ZITIERTE PASSAGE:
§ §
Und dann ist da im neuen Buch das Porträt einer afrikanischen Guereza-Äffin mit Jungtier, dessen Feinmalerei von Fellstruktur und bemoostem Ast, auf dem die beiden Tiere hocken, noch einmal die ganze Subtilität dieser Künstlerin erweist. Die sich in den Beschreibungen von insgesamt 41 Affenarten nahtlos fortsetzt. Und in der Montagetechnik, mit der Anita Albus Texte anderer Autoren einbezieht - ein Beleg für die von ihr beschworene Kontinuität des Handwerks im Schriftlichen, denn aus diesen Zitatcollagen werden in ihren Büchern organische Texte, die höchstes Lese- und Vorlesevergnügen bieten. Geschult hat sich Anita Albus dafür auch mit fiktiver Prosa: dem Briefroman "Farfallone" von 1987 und dem sechs Jahre später erschienenen Erzählungsband "Liebesbande" - eine Naturalistin auch damals schon.
§ §
BEREITGESTELLTE DATEN:
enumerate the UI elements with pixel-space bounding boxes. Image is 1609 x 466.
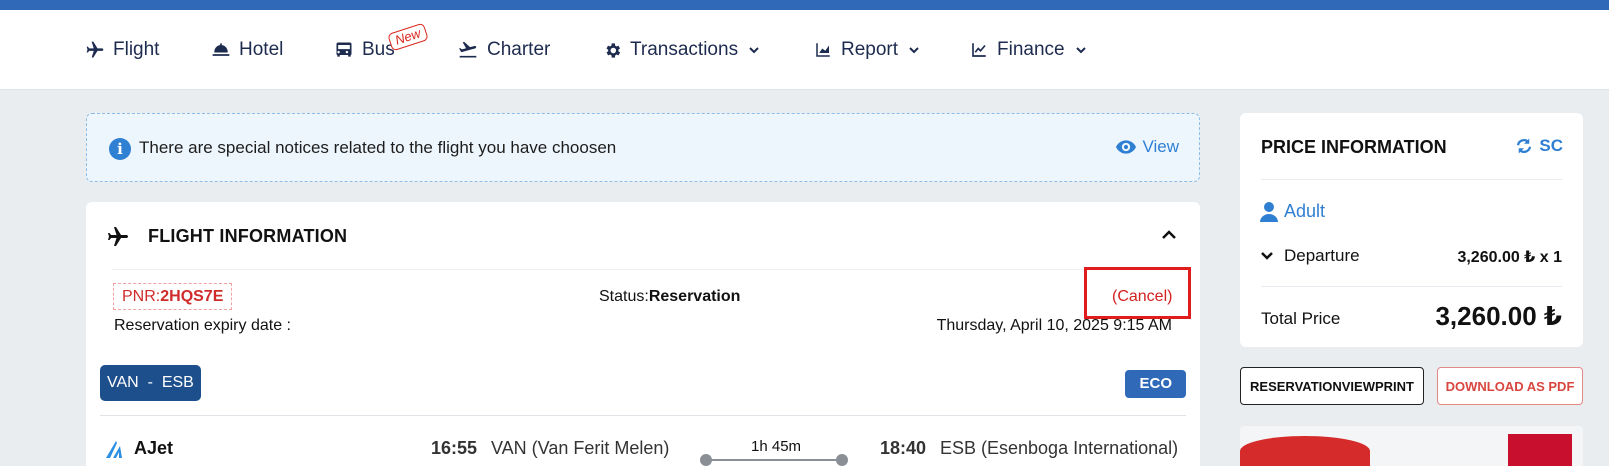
§ §
DIE AUFGABE:
In welchem Jahr erschien laut der Passage über Anita Albus der Briefroman „Farfallone“?

LÖSUNG:
1987.